-- START Data supplied --
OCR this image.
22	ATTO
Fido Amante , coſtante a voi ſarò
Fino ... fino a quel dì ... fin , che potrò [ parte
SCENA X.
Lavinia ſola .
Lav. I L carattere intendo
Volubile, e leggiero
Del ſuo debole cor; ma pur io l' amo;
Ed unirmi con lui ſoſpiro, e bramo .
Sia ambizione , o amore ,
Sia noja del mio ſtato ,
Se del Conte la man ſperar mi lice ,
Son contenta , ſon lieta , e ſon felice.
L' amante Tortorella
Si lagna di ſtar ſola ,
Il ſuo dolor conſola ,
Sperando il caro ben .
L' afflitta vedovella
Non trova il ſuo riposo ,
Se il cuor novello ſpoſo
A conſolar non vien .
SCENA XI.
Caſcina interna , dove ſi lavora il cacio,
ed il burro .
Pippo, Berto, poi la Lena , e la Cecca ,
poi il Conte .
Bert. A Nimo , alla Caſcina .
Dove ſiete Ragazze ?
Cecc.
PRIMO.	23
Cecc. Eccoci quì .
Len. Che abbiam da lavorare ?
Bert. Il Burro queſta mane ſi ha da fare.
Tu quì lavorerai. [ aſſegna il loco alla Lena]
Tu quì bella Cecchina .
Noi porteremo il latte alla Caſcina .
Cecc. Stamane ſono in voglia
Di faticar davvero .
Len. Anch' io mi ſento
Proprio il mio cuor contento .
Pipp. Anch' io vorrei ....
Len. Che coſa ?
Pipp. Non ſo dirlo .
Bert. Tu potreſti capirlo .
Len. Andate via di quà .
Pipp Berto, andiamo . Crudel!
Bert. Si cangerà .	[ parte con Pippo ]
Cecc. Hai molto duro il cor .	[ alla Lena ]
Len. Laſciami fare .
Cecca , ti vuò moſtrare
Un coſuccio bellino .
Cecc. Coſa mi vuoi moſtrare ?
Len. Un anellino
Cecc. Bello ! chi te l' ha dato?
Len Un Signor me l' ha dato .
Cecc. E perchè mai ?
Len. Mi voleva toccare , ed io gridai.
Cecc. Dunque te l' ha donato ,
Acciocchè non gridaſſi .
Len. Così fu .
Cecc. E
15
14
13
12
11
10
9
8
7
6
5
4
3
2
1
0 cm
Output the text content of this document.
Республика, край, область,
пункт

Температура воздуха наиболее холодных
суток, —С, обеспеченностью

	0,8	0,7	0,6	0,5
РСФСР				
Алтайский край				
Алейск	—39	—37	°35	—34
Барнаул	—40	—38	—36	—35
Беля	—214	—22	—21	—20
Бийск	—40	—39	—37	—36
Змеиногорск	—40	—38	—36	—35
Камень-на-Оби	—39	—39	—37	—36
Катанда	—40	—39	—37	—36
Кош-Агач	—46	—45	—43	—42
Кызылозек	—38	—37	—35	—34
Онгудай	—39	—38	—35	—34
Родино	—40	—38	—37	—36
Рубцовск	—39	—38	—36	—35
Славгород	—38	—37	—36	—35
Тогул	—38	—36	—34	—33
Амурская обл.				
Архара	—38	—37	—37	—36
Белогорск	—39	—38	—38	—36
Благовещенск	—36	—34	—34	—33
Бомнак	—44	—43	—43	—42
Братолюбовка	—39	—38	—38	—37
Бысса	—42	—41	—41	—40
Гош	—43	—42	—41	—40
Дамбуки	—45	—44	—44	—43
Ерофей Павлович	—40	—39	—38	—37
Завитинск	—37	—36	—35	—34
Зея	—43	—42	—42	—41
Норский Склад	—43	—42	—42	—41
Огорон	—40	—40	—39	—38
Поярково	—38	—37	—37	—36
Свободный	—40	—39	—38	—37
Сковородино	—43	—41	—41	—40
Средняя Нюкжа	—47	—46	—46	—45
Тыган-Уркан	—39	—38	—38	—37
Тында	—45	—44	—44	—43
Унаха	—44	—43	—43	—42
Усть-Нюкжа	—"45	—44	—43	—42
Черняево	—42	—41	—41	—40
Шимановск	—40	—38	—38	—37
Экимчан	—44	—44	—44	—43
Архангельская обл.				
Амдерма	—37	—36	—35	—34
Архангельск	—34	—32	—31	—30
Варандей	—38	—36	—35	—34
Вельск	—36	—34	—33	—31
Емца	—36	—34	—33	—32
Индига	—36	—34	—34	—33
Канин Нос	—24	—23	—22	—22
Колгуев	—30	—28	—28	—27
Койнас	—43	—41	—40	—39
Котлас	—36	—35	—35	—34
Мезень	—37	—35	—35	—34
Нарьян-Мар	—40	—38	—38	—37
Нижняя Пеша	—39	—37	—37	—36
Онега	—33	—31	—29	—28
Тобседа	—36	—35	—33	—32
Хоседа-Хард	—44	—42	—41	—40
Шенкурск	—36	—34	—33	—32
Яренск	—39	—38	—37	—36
-- END Data supplied --
-- START Data supplied --
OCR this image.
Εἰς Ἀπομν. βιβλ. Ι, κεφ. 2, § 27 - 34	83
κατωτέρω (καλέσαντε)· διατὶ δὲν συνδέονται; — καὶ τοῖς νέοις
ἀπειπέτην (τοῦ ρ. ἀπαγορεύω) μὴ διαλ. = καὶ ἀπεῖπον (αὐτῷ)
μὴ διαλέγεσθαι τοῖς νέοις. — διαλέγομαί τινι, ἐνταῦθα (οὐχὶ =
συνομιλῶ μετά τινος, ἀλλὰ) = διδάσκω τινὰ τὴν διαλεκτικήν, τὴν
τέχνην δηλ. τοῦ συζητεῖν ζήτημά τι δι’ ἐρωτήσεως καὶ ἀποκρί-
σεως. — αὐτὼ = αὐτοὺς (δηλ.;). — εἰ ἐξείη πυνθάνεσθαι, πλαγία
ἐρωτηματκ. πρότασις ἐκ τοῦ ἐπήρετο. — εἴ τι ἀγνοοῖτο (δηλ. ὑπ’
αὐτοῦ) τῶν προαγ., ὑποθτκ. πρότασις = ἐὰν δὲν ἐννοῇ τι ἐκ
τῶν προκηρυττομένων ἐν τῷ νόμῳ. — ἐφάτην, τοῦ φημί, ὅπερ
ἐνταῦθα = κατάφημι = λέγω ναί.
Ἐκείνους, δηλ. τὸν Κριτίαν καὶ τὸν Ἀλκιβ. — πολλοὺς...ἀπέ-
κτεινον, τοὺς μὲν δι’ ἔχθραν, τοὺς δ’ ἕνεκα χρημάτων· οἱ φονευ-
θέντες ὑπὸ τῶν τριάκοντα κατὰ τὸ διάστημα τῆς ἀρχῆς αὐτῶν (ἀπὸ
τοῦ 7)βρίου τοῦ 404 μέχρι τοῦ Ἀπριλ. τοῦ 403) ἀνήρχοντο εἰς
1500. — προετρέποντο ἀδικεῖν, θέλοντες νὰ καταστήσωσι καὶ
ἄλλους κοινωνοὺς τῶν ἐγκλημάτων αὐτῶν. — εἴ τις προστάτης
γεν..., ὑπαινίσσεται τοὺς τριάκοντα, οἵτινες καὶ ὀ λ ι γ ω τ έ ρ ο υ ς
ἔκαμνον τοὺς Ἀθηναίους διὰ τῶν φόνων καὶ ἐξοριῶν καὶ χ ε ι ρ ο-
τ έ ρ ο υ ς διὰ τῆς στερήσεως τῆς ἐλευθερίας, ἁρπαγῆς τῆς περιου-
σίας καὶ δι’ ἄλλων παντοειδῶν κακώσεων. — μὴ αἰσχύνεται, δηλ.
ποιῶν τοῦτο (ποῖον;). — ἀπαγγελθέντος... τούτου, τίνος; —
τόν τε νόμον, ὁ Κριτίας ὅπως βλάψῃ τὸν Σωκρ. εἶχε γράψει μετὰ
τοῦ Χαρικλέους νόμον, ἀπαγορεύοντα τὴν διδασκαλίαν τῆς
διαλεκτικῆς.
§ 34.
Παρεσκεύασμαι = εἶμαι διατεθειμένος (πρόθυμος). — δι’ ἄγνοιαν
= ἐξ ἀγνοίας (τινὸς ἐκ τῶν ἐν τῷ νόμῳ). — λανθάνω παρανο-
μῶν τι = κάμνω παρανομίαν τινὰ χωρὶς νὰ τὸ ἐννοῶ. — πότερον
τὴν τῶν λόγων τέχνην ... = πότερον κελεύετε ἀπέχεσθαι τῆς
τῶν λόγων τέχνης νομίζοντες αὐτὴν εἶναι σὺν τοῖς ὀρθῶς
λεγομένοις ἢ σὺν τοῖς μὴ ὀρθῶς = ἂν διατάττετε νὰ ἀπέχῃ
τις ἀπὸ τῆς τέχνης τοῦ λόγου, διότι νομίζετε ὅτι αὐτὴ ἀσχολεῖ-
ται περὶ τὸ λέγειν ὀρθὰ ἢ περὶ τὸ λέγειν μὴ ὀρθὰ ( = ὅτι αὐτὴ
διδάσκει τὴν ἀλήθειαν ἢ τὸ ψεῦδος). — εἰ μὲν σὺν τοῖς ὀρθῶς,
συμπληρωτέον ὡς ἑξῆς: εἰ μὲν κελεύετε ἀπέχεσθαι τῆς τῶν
-- END Data supplied --
= To do =
All lines above containing the string "νόμον" are to be collected.

= Solution to this problem =
τόν τε νόμον, ὁ Κριτίας ὅπως βλάψῃ τὸν Σωκρ. εἶχε γράψει μετὰ
τοῦ Χαρικλέους νόμον, ἀπαγορεύοντα τὴν διδασκαλίαν τῆς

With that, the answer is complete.